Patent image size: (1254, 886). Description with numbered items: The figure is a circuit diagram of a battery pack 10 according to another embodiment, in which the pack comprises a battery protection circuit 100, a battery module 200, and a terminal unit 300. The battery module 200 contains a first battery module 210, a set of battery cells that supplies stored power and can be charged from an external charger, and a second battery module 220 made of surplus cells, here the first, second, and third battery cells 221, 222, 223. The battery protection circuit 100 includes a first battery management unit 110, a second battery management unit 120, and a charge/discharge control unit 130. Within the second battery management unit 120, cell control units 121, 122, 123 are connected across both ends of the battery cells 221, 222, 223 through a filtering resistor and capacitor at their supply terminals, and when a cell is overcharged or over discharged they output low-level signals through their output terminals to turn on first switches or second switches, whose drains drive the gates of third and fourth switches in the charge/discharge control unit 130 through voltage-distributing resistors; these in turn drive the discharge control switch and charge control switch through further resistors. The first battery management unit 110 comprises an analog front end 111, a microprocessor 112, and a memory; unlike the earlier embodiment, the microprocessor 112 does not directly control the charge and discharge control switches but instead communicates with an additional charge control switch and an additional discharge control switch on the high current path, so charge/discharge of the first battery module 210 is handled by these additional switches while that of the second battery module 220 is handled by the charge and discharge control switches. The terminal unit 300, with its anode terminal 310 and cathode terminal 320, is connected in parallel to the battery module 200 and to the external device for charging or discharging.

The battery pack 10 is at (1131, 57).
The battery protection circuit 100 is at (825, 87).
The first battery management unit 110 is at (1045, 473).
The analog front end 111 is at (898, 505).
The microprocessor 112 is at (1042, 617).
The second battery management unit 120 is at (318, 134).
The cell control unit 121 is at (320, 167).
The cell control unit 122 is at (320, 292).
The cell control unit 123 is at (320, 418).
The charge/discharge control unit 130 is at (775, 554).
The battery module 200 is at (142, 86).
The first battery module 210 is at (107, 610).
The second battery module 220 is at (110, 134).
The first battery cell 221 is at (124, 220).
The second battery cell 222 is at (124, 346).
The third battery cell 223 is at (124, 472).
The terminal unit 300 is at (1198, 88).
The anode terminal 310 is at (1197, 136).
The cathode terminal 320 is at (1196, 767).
+ + + + + + +
Aim of the task
Return the material above in full, exactly as written.

Reply to the exercise
Patent image size: (1254, 886). Description with numbered items: The figure is a circuit diagram of a battery pack 10 according to another embodiment, in which the pack comprises a battery protection circuit 100, a battery module 200, and a terminal unit 300. The battery module 200 contains a first battery module 210, a set of battery cells that supplies stored power and can be charged from an external charger, and a second battery module 220 made of surplus cells, here the first, second, and third battery cells 221, 222, 223. The battery protection circuit 100 includes a first battery management unit 110, a second battery management unit 120, and a charge/discharge control unit 130. Within the second battery management unit 120, cell control units 121, 122, 123 are connected across both ends of the battery cells 221, 222, 223 through a filtering resistor and capacitor at their supply terminals, and when a cell is overcharged or over discharged they output low-level signals through their output terminals to turn on first switches or second switches, whose drains drive the gates of third and fourth switches in the charge/discharge control unit 130 through voltage-distributing resistors; these in turn drive the discharge control switch and charge control switch through further resistors. The first battery management unit 110 comprises an analog front end 111, a microprocessor 112, and a memory; unlike the earlier embodiment, the microprocessor 112 does not directly control the charge and discharge control switches but instead communicates with an additional charge control switch and an additional discharge control switch on the high current path, so charge/discharge of the first battery module 210 is handled by these additional switches while that of the second battery module 220 is handled by the charge and discharge control switches. The terminal unit 300, with its anode terminal 310 and cathode terminal 320, is connected in parallel to the battery module 200 and to the external device for charging or discharging.

The battery pack 10 is at (1131, 57).
The battery protection circuit 100 is at (825, 87).
The first battery management unit 110 is at (1045, 473).
The analog front end 111 is at (898, 505).
The microprocessor 112 is at (1042, 617).
The second battery management unit 120 is at (318, 134).
The cell control unit 121 is at (320, 167).
The cell control unit 122 is at (320, 292).
The cell control unit 123 is at (320, 418).
The charge/discharge control unit 130 is at (775, 554).
The battery module 200 is at (142, 86).
The first battery module 210 is at (107, 610).
The second battery module 220 is at (110, 134).
The first battery cell 221 is at (124, 220).
The second battery cell 222 is at (124, 346).
The third battery cell 223 is at (124, 472).
The terminal unit 300 is at (1198, 88).
The anode terminal 310 is at (1197, 136).
The cathode terminal 320 is at (1196, 767).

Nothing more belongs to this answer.